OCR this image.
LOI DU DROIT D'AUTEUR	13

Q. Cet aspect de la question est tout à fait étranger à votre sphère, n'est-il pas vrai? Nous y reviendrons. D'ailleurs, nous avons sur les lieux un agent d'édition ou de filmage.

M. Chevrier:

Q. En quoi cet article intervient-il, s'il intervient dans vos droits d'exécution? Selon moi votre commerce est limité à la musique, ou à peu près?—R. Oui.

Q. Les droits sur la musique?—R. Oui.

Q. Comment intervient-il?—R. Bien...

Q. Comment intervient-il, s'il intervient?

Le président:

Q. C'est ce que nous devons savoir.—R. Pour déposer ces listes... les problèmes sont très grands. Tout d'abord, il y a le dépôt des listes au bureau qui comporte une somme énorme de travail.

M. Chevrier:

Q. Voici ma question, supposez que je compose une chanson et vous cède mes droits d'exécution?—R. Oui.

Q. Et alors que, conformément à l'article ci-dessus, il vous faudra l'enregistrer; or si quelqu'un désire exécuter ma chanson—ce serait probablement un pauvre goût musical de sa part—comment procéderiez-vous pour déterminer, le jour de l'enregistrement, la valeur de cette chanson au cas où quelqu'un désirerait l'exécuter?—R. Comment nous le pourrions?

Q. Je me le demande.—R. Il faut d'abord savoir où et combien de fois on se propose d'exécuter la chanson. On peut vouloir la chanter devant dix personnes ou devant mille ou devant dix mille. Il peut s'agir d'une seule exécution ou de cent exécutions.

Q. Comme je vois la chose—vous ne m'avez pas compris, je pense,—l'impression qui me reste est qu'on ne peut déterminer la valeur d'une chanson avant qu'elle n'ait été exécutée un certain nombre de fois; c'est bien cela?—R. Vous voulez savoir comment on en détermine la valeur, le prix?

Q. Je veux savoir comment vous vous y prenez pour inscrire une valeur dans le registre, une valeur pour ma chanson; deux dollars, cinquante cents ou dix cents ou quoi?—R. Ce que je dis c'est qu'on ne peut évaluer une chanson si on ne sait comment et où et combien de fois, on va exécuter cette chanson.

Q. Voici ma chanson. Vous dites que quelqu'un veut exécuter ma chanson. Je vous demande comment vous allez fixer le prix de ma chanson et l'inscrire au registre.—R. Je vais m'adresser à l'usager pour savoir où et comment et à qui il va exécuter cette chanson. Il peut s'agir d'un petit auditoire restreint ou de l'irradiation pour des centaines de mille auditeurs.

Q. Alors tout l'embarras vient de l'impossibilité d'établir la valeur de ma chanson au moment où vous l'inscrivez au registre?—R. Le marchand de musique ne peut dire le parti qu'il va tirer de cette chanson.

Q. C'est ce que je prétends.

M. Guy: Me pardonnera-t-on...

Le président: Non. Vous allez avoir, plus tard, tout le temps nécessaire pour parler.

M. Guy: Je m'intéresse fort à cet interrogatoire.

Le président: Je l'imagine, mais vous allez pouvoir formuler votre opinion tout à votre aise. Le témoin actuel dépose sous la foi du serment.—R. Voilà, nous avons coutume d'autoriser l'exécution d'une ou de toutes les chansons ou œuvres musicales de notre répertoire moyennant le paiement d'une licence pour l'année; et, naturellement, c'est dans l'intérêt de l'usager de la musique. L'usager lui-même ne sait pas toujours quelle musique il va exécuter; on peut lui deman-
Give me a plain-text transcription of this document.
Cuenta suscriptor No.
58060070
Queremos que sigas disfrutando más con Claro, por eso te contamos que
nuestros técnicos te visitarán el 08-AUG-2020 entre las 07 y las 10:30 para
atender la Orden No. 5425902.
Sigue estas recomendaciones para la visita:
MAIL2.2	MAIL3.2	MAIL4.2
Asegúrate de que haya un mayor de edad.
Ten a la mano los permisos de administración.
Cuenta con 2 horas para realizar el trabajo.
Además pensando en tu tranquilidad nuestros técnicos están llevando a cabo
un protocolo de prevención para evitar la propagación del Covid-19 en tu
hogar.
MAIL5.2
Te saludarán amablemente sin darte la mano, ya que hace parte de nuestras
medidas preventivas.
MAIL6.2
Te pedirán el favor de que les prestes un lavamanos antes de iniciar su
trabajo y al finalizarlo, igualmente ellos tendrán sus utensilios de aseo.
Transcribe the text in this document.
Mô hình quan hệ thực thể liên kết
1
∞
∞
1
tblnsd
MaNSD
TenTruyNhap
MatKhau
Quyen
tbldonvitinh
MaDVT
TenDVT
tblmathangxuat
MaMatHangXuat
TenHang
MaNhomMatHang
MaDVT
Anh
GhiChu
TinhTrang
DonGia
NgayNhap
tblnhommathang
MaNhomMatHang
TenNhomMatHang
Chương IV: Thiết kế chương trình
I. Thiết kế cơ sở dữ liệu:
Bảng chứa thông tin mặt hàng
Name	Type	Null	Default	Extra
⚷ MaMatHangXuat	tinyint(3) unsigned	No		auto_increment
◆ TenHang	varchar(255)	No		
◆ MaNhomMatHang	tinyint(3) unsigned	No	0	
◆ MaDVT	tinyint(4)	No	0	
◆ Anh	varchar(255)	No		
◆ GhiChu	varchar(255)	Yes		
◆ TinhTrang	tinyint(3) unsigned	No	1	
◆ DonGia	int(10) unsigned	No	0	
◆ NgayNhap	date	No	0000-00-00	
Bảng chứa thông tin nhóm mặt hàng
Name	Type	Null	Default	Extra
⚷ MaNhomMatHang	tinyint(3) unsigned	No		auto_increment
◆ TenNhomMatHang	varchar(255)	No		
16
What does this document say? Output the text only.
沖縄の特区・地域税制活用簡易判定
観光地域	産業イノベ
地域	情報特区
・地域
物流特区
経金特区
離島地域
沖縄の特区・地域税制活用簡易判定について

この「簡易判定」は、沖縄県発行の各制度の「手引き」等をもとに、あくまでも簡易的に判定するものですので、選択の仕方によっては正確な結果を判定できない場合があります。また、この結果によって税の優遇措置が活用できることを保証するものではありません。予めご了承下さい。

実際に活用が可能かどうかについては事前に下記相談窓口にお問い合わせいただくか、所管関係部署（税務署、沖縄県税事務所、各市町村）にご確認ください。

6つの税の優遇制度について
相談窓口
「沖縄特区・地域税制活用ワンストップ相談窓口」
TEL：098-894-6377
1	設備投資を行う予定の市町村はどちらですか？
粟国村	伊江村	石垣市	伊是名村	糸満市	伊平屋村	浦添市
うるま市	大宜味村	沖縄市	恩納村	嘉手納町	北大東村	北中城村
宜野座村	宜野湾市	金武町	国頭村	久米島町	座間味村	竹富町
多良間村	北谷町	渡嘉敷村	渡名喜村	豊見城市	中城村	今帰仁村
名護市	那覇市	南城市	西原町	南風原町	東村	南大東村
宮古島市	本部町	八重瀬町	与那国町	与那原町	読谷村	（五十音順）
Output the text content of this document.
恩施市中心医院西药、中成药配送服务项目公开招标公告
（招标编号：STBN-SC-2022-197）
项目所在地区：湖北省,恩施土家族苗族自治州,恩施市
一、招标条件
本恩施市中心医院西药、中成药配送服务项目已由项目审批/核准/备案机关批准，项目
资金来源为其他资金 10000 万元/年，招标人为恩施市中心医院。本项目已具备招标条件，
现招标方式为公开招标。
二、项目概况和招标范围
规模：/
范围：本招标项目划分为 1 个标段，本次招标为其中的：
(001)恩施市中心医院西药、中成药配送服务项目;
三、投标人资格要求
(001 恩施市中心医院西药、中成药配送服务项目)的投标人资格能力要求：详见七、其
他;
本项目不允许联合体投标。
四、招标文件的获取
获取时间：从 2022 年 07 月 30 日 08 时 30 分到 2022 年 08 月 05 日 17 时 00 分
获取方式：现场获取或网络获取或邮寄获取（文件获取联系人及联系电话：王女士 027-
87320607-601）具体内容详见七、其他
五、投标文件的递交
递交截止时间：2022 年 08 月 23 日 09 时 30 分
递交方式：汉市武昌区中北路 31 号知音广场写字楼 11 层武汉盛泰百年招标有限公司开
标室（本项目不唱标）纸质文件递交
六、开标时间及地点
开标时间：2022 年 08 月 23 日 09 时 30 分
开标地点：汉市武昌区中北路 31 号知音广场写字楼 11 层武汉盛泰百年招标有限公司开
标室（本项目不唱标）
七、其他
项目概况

▶ _Short problem_
Copy out all lines above that include the string "Output".

▶ _Solution to this task_
What does this document say? Output the text only.
Output the text content of this document.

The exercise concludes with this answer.